start

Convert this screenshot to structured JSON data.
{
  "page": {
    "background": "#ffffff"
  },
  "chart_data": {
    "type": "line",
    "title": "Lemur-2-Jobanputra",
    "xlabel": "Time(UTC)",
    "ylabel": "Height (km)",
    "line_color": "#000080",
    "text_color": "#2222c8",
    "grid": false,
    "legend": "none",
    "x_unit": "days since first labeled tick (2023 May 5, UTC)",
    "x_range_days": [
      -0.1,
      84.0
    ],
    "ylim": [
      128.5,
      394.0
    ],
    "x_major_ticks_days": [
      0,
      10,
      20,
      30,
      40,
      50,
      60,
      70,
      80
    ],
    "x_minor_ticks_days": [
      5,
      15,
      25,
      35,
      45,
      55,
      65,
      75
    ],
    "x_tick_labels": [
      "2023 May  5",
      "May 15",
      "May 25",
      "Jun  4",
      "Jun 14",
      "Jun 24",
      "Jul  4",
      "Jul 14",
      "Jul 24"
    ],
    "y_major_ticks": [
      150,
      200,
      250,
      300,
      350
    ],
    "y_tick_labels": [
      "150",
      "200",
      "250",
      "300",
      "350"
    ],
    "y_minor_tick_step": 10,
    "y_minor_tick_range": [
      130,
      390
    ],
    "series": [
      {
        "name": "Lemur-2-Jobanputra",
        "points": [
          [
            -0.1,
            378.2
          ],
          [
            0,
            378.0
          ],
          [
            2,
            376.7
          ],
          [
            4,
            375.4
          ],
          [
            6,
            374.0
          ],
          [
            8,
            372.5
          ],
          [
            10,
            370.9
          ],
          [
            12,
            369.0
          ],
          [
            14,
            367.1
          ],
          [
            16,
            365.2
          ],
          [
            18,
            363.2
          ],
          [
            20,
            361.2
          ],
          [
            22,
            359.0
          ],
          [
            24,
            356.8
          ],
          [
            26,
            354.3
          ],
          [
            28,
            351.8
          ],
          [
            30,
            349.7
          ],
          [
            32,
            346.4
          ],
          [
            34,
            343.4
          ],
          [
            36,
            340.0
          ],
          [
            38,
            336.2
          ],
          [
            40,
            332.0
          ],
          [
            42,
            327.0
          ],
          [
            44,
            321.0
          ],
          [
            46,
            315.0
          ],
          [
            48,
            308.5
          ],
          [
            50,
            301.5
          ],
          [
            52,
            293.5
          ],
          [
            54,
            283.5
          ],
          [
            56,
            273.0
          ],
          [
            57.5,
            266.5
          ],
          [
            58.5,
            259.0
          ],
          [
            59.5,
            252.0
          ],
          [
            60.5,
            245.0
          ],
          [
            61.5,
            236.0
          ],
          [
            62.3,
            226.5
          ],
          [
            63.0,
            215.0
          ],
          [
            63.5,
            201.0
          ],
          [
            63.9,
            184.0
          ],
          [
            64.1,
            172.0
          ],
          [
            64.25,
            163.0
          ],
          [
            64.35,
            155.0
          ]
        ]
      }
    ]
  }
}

end

Pick out and copy every line that contains the word "Jobanputra".

> _Correct result_:
    "title": "Lemur-2-Jobanputra",
        "name": "Lemur-2-Jobanputra",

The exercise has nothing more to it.